((

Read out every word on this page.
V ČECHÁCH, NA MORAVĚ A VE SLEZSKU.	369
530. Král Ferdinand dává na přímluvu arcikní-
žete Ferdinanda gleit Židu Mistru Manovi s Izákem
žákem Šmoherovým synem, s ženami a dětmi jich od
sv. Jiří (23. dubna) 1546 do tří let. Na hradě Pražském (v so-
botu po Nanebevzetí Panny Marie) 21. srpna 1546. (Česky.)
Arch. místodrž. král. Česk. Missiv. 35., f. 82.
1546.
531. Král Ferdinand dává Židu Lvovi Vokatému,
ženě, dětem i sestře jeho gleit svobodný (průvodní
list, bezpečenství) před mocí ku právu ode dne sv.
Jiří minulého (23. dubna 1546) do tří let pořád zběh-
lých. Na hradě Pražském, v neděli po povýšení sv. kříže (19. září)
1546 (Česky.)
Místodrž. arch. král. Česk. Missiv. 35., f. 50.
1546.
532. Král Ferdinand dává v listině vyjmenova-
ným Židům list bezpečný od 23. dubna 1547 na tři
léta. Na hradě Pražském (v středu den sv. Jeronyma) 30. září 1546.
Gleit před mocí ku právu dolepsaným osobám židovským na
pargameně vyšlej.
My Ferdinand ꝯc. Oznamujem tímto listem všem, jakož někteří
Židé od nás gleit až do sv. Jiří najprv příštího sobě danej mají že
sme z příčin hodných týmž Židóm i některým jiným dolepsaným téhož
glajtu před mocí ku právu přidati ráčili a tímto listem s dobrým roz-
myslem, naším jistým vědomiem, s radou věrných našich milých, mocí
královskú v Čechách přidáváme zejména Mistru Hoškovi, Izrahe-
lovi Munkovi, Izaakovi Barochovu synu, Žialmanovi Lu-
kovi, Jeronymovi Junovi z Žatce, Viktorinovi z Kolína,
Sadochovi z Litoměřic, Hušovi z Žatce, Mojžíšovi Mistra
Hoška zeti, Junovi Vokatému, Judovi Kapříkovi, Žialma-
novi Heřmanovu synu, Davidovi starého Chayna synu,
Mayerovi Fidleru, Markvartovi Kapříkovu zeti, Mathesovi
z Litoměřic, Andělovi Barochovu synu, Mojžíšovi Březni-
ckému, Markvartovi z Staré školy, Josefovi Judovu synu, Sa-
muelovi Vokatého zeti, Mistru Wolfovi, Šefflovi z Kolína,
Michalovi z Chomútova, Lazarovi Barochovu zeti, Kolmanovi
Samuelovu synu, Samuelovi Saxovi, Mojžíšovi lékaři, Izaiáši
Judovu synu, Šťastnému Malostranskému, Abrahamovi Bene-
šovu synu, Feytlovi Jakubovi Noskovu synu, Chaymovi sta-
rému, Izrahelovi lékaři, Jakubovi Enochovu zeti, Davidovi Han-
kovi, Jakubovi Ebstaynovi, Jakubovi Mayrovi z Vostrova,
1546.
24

))

TASK >> Say how many lines of the data hold the string "Pražském". Reply with the number alone.

EXERCISE RESULT >> 3